- _WHAT YOU SHOULD DO_
Skip every image and restate the data word for word.

==========

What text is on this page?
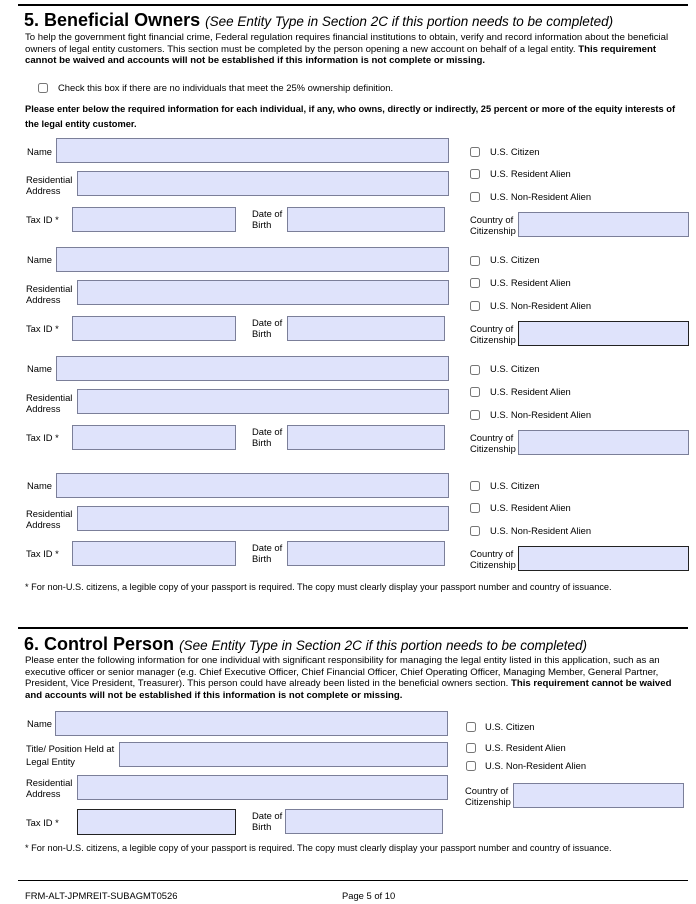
5. Beneficial Owners (See Entity Type in Section 2C if this portion needs to be completed)
To help the government fight financial crime, Federal regulation requires financial institutions to obtain, verify and record information about the beneficial owners of legal entity customers. This section must be completed by the person opening a new account on behalf of a legal entity. This requirement cannot be waived and accounts will not be established if this information is not complete or missing.
Check this box if there are no individuals that meet the 25% ownership definition.
Please enter below the required information for each individual, if any, who owns, directly or indirectly, 25 percent or more of the equity interests of the legal entity customer.
Name
Residential
Address
Tax ID *
Date of
Birth
U.S. Citizen
U.S. Resident Alien
U.S. Non-Resident Alien
Country of
Citizenship
Name
Residential
Address
Tax ID *
Date of
Birth
U.S. Citizen
U.S. Resident Alien
U.S. Non-Resident Alien
Country of
Citizenship
Name
Residential
Address
Tax ID *
Date of
Birth
U.S. Citizen
U.S. Resident Alien
U.S. Non-Resident Alien
Country of
Citizenship
Name
Residential
Address
Tax ID *
Date of
Birth
U.S. Citizen
U.S. Resident Alien
U.S. Non-Resident Alien
Country of
Citizenship
* For non-U.S. citizens, a legible copy of your passport is required. The copy must clearly display your passport number and country of issuance.
6. Control Person (See Entity Type in Section 2C if this portion needs to be completed)
Please enter the following information for one individual with significant responsibility for managing the legal entity listed in this application, such as an executive officer or senior manager (e.g. Chief Executive Officer, Chief Financial Officer, Chief Operating Officer, Managing Member, General Partner, President, Vice President, Treasurer). This person could have already been listed in the beneficial owners section. This requirement cannot be waived and accounts will not be established if this information is not complete or missing.
Name
Title/ Position Held at
Legal Entity
Residential
Address
Tax ID *
Date of
Birth
U.S. Citizen
U.S. Resident Alien
U.S. Non-Resident Alien
Country of
Citizenship
* For non-U.S. citizens, a legible copy of your passport is required. The copy must clearly display your passport number and country of issuance.
FRM-ALT-JPMREIT-SUBAGMT0526	Page 5 of 10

==========

- _COMPLETE ANSWER_
What text is on this page?
5. Beneficial Owners (See Entity Type in Section 2C if this portion needs to be completed)
To help the government fight financial crime, Federal regulation requires financial institutions to obtain, verify and record information about the beneficial owners of legal entity customers. This section must be completed by the person opening a new account on behalf of a legal entity. This requirement cannot be waived and accounts will not be established if this information is not complete or missing.
Check this box if there are no individuals that meet the 25% ownership definition.
Please enter below the required information for each individual, if any, who owns, directly or indirectly, 25 percent or more of the equity interests of the legal entity customer.
Name
Residential
Address
Tax ID *
Date of
Birth
U.S. Citizen
U.S. Resident Alien
U.S. Non-Resident Alien
Country of
Citizenship
Name
Residential
Address
Tax ID *
Date of
Birth
U.S. Citizen
U.S. Resident Alien
U.S. Non-Resident Alien
Country of
Citizenship
Name
Residential
Address
Tax ID *
Date of
Birth
U.S. Citizen
U.S. Resident Alien
U.S. Non-Resident Alien
Country of
Citizenship
Name
Residential
Address
Tax ID *
Date of
Birth
U.S. Citizen
U.S. Resident Alien
U.S. Non-Resident Alien
Country of
Citizenship
* For non-U.S. citizens, a legible copy of your passport is required. The copy must clearly display your passport number and country of issuance.
6. Control Person (See Entity Type in Section 2C if this portion needs to be completed)
Please enter the following information for one individual with significant responsibility for managing the legal entity listed in this application, such as an executive officer or senior manager (e.g. Chief Executive Officer, Chief Financial Officer, Chief Operating Officer, Managing Member, General Partner, President, Vice President, Treasurer). This person could have already been listed in the beneficial owners section. This requirement cannot be waived and accounts will not be established if this information is not complete or missing.
Name
Title/ Position Held at
Legal Entity
Residential
Address
Tax ID *
Date of
Birth
U.S. Citizen
U.S. Resident Alien
U.S. Non-Resident Alien
Country of
Citizenship
* For non-U.S. citizens, a legible copy of your passport is required. The copy must clearly display your passport number and country of issuance.
FRM-ALT-JPMREIT-SUBAGMT0526	Page 5 of 10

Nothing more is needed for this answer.